───── Document extract

Even before bsdiff and this new file-by-file patching mechanism I find Android updates much faster than iOS. I don't know if iOS updates are just bigger becuase application are bigger, or is just that apple has a worst CDN (I live in Argentina).

TL:DR? Compress diffs, don't diff compressed things?

Could rsync algorithm be used to prepare binary diffs? How would it compare to bsdiff?


Thanks for the downvote.

There is a tool using rsync algorithm for binary diffs. It's called rdiff [1]. I found Master's thesis Binary Differencing for Media Files by Vladimir Komsiyski [2]. What I take from there is that rdiff is fast, but bsdiff produces smaller patches.


> bsdiff is marginally better than xdelta as far as compression is concerned. rdiff and especially edelta generate much larger patches. The upload gains from the viewpoints of the server are exactly the same as the compression rates and the saved disk space is proportional to it. For example, an expected number of versions per file of 3.7 (which is the case in Dataset A) and differencing with xdelta result in 70% less required disk space.

──────────

= Task A =
Reproduce the records word for word, starting at their first line and ending with the line containing "price-label-badge — [1198, 127, 1258, 144]".
The records are unrelated to the thread about binary diff tools.

───── Recorded information

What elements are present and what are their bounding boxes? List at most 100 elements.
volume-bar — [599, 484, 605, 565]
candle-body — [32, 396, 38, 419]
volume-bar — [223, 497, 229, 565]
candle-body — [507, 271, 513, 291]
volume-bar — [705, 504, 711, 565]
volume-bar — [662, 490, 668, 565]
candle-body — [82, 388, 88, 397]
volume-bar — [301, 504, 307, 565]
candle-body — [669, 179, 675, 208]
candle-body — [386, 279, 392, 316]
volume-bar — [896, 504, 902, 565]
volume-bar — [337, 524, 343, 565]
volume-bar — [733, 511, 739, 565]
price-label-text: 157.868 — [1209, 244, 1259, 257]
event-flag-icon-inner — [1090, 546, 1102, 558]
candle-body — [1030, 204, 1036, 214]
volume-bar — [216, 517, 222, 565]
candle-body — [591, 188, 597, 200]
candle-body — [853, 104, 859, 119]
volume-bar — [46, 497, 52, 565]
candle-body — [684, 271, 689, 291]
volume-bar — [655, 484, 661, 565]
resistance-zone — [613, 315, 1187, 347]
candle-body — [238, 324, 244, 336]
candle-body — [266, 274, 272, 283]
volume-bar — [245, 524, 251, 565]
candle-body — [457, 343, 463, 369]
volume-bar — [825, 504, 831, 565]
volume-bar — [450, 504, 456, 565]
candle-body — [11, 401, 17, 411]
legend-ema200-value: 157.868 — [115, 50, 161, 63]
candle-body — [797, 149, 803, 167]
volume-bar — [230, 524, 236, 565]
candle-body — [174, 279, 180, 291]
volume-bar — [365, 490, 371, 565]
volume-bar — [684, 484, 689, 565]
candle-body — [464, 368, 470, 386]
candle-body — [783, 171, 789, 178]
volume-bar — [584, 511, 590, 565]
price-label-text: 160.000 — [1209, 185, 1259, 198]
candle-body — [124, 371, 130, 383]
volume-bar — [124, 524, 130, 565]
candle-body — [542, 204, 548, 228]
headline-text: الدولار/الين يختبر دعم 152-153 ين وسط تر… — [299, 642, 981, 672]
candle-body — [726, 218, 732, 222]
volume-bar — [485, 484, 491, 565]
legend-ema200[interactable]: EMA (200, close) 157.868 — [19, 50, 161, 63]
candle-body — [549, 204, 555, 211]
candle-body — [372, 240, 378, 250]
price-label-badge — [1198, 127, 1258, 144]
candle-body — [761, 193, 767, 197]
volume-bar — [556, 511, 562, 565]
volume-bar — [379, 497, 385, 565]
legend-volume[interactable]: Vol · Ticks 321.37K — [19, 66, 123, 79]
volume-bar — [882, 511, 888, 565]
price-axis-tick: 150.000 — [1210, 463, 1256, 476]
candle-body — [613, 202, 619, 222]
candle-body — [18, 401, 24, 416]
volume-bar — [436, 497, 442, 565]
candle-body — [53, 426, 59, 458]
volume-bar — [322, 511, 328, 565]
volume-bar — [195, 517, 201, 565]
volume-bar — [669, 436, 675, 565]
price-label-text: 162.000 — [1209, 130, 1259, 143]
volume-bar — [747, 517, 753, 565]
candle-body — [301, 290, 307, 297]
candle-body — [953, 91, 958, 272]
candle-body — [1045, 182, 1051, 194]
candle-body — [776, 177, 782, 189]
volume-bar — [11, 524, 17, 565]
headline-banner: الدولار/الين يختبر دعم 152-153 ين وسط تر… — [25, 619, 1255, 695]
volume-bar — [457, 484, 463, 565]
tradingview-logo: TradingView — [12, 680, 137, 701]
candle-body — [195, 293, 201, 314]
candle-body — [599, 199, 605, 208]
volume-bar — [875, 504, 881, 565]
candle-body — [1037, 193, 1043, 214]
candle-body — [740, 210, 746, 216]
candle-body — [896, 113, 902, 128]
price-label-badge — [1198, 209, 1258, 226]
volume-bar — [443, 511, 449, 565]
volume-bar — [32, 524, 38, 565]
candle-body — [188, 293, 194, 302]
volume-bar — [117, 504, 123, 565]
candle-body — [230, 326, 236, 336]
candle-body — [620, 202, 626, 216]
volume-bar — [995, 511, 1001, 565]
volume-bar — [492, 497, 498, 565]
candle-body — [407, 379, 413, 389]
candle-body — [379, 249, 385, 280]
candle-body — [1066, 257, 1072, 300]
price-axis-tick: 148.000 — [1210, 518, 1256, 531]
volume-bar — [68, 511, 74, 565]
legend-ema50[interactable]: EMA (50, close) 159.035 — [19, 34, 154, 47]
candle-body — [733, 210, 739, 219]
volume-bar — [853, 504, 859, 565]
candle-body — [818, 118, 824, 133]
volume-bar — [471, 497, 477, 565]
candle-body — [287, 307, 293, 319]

──────────

= Task B =
Quote the part of the thread on binary diff tools that opens with the words containing "Even before bsdiff" and closes with "diff compressed things?".

= Correct result A =
What elements are present and what are their bounding boxes? List at most 100 elements.
volume-bar — [599, 484, 605, 565]
candle-body — [32, 396, 38, 419]
volume-bar — [223, 497, 229, 565]
candle-body — [507, 271, 513, 291]
volume-bar — [705, 504, 711, 565]
volume-bar — [662, 490, 668, 565]
candle-body — [82, 388, 88, 397]
volume-bar — [301, 504, 307, 565]
candle-body — [669, 179, 675, 208]
candle-body — [386, 279, 392, 316]
volume-bar — [896, 504, 902, 565]
volume-bar — [337, 524, 343, 565]
volume-bar — [733, 511, 739, 565]
price-label-text: 157.868 — [1209, 244, 1259, 257]
event-flag-icon-inner — [1090, 546, 1102, 558]
candle-body — [1030, 204, 1036, 214]
volume-bar — [216, 517, 222, 565]
candle-body — [591, 188, 597, 200]
candle-body — [853, 104, 859, 119]
volume-bar — [46, 497, 52, 565]
candle-body — [684, 271, 689, 291]
volume-bar — [655, 484, 661, 565]
resistance-zone — [613, 315, 1187, 347]
candle-body — [238, 324, 244, 336]
candle-body — [266, 274, 272, 283]
volume-bar — [245, 524, 251, 565]
candle-body — [457, 343, 463, 369]
volume-bar — [825, 504, 831, 565]
volume-bar — [450, 504, 456, 565]
candle-body — [11, 401, 17, 411]
legend-ema200-value: 157.868 — [115, 50, 161, 63]
candle-body — [797, 149, 803, 167]
volume-bar — [230, 524, 236, 565]
candle-body — [174, 279, 180, 291]
volume-bar — [365, 490, 371, 565]
volume-bar — [684, 484, 689, 565]
candle-body — [464, 368, 470, 386]
candle-body — [783, 171, 789, 178]
volume-bar — [584, 511, 590, 565]
price-label-text: 160.000 — [1209, 185, 1259, 198]
candle-body — [124, 371, 130, 383]
volume-bar — [124, 524, 130, 565]
candle-body — [542, 204, 548, 228]
headline-text: الدولار/الين يختبر دعم 152-153 ين وسط تر… — [299, 642, 981, 672]
candle-body — [726, 218, 732, 222]
volume-bar — [485, 484, 491, 565]
legend-ema200[interactable]: EMA (200, close) 157.868 — [19, 50, 161, 63]
candle-body — [549, 204, 555, 211]
candle-body — [372, 240, 378, 250]
price-label-badge — [1198, 127, 1258, 144]

= Correct result B =
Even before bsdiff and this new file-by-file patching mechanism I find Android updates much faster than iOS. I don't know if iOS updates are just bigger becuase application are bigger, or is just that apple has a worst CDN (I live in Argentina).

TL:DR? Compress diffs, don't diff compressed things?